EXERCISE: Copy out each line containing "icon" from the entries below.

+++ RECORDS SHOWN

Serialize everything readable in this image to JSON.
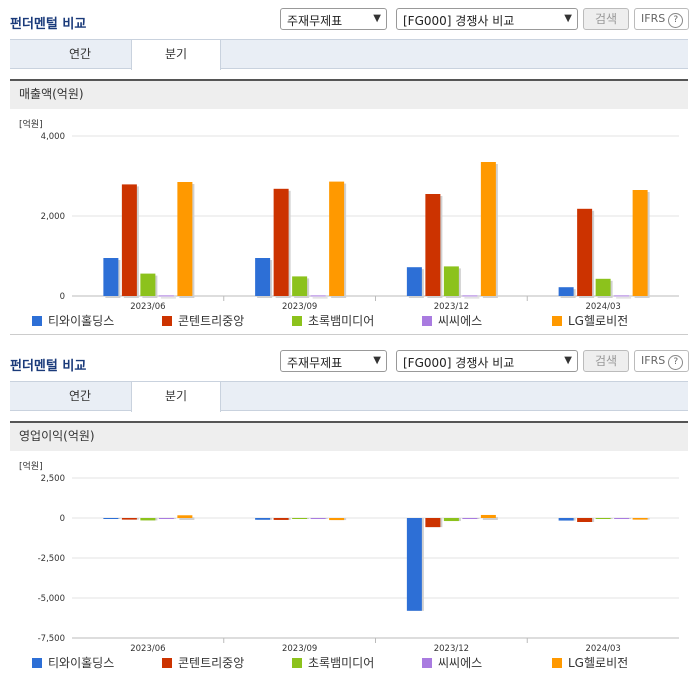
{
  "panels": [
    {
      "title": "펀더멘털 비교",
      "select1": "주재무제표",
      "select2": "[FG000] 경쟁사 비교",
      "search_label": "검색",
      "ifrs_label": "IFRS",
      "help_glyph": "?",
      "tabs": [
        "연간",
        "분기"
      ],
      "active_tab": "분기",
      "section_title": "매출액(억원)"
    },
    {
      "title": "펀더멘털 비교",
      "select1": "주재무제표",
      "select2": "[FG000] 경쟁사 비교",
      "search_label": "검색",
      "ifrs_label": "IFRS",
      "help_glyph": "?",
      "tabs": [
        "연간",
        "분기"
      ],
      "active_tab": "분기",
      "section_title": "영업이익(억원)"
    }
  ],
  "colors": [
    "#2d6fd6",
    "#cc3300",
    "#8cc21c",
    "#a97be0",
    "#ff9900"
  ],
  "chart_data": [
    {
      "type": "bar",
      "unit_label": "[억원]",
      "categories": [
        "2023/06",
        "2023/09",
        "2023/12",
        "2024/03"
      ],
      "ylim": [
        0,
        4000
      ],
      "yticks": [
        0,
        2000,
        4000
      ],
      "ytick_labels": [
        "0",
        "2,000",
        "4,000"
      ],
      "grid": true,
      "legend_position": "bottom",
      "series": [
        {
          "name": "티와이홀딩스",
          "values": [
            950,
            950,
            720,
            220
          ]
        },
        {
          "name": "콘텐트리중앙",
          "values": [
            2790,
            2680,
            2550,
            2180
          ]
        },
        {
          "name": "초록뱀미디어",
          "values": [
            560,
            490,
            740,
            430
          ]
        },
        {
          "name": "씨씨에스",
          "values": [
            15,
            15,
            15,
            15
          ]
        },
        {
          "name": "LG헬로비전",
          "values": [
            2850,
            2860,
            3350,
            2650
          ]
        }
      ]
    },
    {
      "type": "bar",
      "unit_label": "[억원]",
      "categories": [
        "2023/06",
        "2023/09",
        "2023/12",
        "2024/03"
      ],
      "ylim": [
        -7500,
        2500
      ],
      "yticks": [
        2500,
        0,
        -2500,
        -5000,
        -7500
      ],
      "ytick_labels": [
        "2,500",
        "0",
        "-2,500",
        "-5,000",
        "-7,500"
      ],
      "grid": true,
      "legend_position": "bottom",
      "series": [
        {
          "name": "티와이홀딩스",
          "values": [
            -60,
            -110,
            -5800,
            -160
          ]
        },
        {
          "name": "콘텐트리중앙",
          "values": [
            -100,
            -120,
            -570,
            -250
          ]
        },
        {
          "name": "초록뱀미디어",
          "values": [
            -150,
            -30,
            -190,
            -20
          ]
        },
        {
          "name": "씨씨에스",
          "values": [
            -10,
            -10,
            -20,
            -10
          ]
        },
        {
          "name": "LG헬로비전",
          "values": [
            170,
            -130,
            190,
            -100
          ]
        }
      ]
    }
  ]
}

++++++
+++ RECORDS SHOWN

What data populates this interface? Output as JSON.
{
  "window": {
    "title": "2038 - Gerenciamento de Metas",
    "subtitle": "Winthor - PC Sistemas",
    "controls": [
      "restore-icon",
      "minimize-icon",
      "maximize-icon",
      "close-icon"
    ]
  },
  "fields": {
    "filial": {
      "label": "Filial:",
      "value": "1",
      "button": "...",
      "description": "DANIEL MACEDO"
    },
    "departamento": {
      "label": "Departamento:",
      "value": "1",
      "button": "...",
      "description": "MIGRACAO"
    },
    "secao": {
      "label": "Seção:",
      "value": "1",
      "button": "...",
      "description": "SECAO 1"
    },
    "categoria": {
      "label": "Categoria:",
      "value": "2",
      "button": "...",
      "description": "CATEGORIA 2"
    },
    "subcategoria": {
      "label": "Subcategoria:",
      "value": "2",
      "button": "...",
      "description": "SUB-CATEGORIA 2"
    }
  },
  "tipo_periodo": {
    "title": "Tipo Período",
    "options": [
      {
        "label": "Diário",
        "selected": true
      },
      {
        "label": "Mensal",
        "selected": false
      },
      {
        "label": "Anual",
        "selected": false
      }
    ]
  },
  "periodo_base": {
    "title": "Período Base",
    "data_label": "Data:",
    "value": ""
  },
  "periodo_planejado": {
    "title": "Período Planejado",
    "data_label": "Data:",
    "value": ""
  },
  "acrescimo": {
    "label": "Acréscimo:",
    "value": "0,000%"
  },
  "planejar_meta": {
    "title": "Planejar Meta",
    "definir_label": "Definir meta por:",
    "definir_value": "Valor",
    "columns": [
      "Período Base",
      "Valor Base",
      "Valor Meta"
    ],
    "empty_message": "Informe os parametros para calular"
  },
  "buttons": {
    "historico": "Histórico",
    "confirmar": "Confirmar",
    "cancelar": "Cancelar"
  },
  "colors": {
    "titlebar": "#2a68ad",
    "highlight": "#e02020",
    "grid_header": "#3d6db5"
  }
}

++++++

WRITTEN RESPONSE:
      "restore-icon",
      "minimize-icon",
      "maximize-icon",
      "close-icon"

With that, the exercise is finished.